Work required ▸
Retype all the records with nothing changed.

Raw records

○ ○ ○ ○ ○ ○ ○

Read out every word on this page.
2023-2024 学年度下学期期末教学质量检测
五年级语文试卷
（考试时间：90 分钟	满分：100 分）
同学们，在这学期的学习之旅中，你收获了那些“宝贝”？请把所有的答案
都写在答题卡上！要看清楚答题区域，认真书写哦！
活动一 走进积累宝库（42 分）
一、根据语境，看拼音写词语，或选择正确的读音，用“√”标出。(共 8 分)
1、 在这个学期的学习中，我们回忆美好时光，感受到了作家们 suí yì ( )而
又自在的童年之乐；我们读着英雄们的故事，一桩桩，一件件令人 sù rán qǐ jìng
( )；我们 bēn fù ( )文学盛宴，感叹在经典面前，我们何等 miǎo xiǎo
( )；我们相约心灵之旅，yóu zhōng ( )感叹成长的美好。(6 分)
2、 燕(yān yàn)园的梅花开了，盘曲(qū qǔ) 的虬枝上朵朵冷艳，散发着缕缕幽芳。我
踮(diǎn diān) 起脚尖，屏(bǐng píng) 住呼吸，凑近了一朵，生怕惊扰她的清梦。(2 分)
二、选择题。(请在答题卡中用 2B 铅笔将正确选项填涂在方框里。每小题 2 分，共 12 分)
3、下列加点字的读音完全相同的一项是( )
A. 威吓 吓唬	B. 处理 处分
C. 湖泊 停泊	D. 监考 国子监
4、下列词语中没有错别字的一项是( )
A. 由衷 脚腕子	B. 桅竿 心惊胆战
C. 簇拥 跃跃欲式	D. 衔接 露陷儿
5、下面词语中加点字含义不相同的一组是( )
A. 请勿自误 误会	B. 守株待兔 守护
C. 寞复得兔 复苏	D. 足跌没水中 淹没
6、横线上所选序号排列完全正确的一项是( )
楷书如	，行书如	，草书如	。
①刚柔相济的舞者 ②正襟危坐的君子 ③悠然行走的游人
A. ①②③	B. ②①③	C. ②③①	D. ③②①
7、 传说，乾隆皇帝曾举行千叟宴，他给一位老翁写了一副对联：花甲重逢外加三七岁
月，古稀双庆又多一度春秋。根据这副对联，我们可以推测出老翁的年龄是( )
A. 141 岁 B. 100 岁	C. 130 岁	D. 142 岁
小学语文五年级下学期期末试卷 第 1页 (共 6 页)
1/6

○ ○ ○ ○ ○ ○ ○

Result of the exercise ▸
Read out every word on this page.
2023-2024 学年度下学期期末教学质量检测
五年级语文试卷
（考试时间：90 分钟	满分：100 分）
同学们，在这学期的学习之旅中，你收获了那些“宝贝”？请把所有的答案
都写在答题卡上！要看清楚答题区域，认真书写哦！
活动一 走进积累宝库（42 分）
一、根据语境，看拼音写词语，或选择正确的读音，用“√”标出。(共 8 分)
1、 在这个学期的学习中，我们回忆美好时光，感受到了作家们 suí yì ( )而
又自在的童年之乐；我们读着英雄们的故事，一桩桩，一件件令人 sù rán qǐ jìng
( )；我们 bēn fù ( )文学盛宴，感叹在经典面前，我们何等 miǎo xiǎo
( )；我们相约心灵之旅，yóu zhōng ( )感叹成长的美好。(6 分)
2、 燕(yān yàn)园的梅花开了，盘曲(qū qǔ) 的虬枝上朵朵冷艳，散发着缕缕幽芳。我
踮(diǎn diān) 起脚尖，屏(bǐng píng) 住呼吸，凑近了一朵，生怕惊扰她的清梦。(2 分)
二、选择题。(请在答题卡中用 2B 铅笔将正确选项填涂在方框里。每小题 2 分，共 12 分)
3、下列加点字的读音完全相同的一项是( )
A. 威吓 吓唬	B. 处理 处分
C. 湖泊 停泊	D. 监考 国子监
4、下列词语中没有错别字的一项是( )
A. 由衷 脚腕子	B. 桅竿 心惊胆战
C. 簇拥 跃跃欲式	D. 衔接 露陷儿
5、下面词语中加点字含义不相同的一组是( )
A. 请勿自误 误会	B. 守株待兔 守护
C. 寞复得兔 复苏	D. 足跌没水中 淹没
6、横线上所选序号排列完全正确的一项是( )
楷书如	，行书如	，草书如	。
①刚柔相济的舞者 ②正襟危坐的君子 ③悠然行走的游人
A. ①②③	B. ②①③	C. ②③①	D. ③②①
7、 传说，乾隆皇帝曾举行千叟宴，他给一位老翁写了一副对联：花甲重逢外加三七岁
月，古稀双庆又多一度春秋。根据这副对联，我们可以推测出老翁的年龄是( )
A. 141 岁 B. 100 岁	C. 130 岁	D. 142 岁
小学语文五年级下学期期末试卷 第 1页 (共 6 页)
1/6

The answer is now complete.